-- Begin --
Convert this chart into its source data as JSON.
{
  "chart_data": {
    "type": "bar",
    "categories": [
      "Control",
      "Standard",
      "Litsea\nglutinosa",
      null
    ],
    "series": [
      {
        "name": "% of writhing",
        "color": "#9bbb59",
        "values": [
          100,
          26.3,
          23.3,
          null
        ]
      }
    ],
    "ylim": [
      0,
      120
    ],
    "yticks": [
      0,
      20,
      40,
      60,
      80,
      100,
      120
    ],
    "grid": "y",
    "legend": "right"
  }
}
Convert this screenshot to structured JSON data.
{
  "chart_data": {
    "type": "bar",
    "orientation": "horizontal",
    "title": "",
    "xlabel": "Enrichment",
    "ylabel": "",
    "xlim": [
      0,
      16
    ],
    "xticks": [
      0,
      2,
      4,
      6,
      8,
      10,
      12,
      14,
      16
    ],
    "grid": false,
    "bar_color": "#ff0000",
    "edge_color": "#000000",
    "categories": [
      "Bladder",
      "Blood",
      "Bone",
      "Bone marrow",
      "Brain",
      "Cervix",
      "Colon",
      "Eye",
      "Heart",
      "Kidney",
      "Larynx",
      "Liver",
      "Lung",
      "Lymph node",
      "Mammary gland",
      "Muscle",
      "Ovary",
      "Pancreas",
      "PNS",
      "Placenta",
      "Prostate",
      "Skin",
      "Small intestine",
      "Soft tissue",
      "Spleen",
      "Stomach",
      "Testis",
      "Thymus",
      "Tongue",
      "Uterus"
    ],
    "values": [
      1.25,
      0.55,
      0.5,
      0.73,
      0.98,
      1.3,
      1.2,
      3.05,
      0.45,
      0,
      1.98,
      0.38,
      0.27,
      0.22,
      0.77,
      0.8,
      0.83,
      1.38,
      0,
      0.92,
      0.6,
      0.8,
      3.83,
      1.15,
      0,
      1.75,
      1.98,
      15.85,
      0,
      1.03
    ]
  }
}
-- End --
Problem to solve: Beginning with the line that contains "Convert this screenshot", quote each line exactly through the last line of the entries above, and nothing beyond them.

Expected output:
Convert this screenshot to structured JSON data.
{
  "chart_data": {
    "type": "bar",
    "orientation": "horizontal",
    "title": "",
    "xlabel": "Enrichment",
    "ylabel": "",
    "xlim": [
      0,
      16
    ],
    "xticks": [
      0,
      2,
      4,
      6,
      8,
      10,
      12,
      14,
      16
    ],
    "grid": false,
    "bar_color": "#ff0000",
    "edge_color": "#000000",
    "categories": [
      "Bladder",
      "Blood",
      "Bone",
      "Bone marrow",
      "Brain",
      "Cervix",
      "Colon",
      "Eye",
      "Heart",
      "Kidney",
      "Larynx",
      "Liver",
      "Lung",
      "Lymph node",
      "Mammary gland",
      "Muscle",
      "Ovary",
      "Pancreas",
      "PNS",
      "Placenta",
      "Prostate",
      "Skin",
      "Small intestine",
      "Soft tissue",
      "Spleen",
      "Stomach",
      "Testis",
      "Thymus",
      "Tongue",
      "Uterus"
    ],
    "values": [
      1.25,
      0.55,
      0.5,
      0.73,
      0.98,
      1.3,
      1.2,
      3.05,
      0.45,
      0,
      1.98,
      0.38,
      0.27,
      0.22,
      0.77,
      0.8,
      0.83,
      1.38,
      0,
      0.92,
      0.6,
      0.8,
      3.83,
      1.15,
      0,
      1.75,
      1.98,
      15.85,
      0,
      1.03
    ]
  }
}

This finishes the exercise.